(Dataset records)
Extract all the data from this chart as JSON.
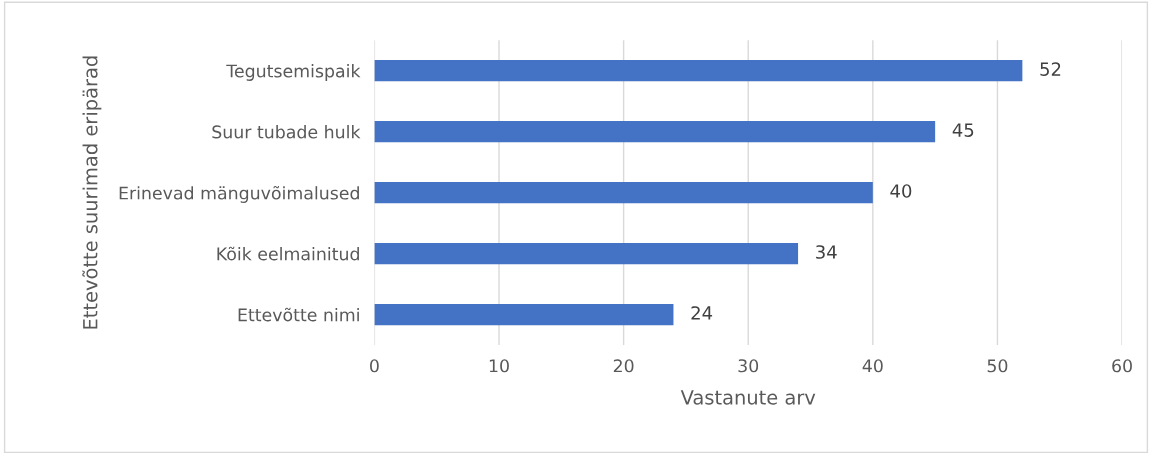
{
  "chart_data": {
    "type": "bar",
    "orientation": "horizontal",
    "categories": [
      "Tegutsemispaik",
      "Suur tubade hulk",
      "Erinevad mänguvõimalused",
      "Kõik eelmainitud",
      "Ettevõtte nimi"
    ],
    "values": [
      52,
      45,
      40,
      34,
      24
    ],
    "color": "#4472c4",
    "xlim": [
      0,
      60
    ],
    "xticks": [
      0,
      10,
      20,
      30,
      40,
      50,
      60
    ],
    "grid": "x",
    "data_labels": true,
    "xlabel": "Vastanute arv",
    "ylabel": "Ettevõtte suurimad eripärad",
    "legend": false
  }
}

> [Exercise brief] Quote all the records verbatim, dropping any pictures from your copy.

> [Output below]
Extract all the data from this chart as JSON.
{
  "chart_data": {
    "type": "bar",
    "orientation": "horizontal",
    "categories": [
      "Tegutsemispaik",
      "Suur tubade hulk",
      "Erinevad mänguvõimalused",
      "Kõik eelmainitud",
      "Ettevõtte nimi"
    ],
    "values": [
      52,
      45,
      40,
      34,
      24
    ],
    "color": "#4472c4",
    "xlim": [
      0,
      60
    ],
    "xticks": [
      0,
      10,
      20,
      30,
      40,
      50,
      60
    ],
    "grid": "x",
    "data_labels": true,
    "xlabel": "Vastanute arv",
    "ylabel": "Ettevõtte suurimad eripärad",
    "legend": false
  }
}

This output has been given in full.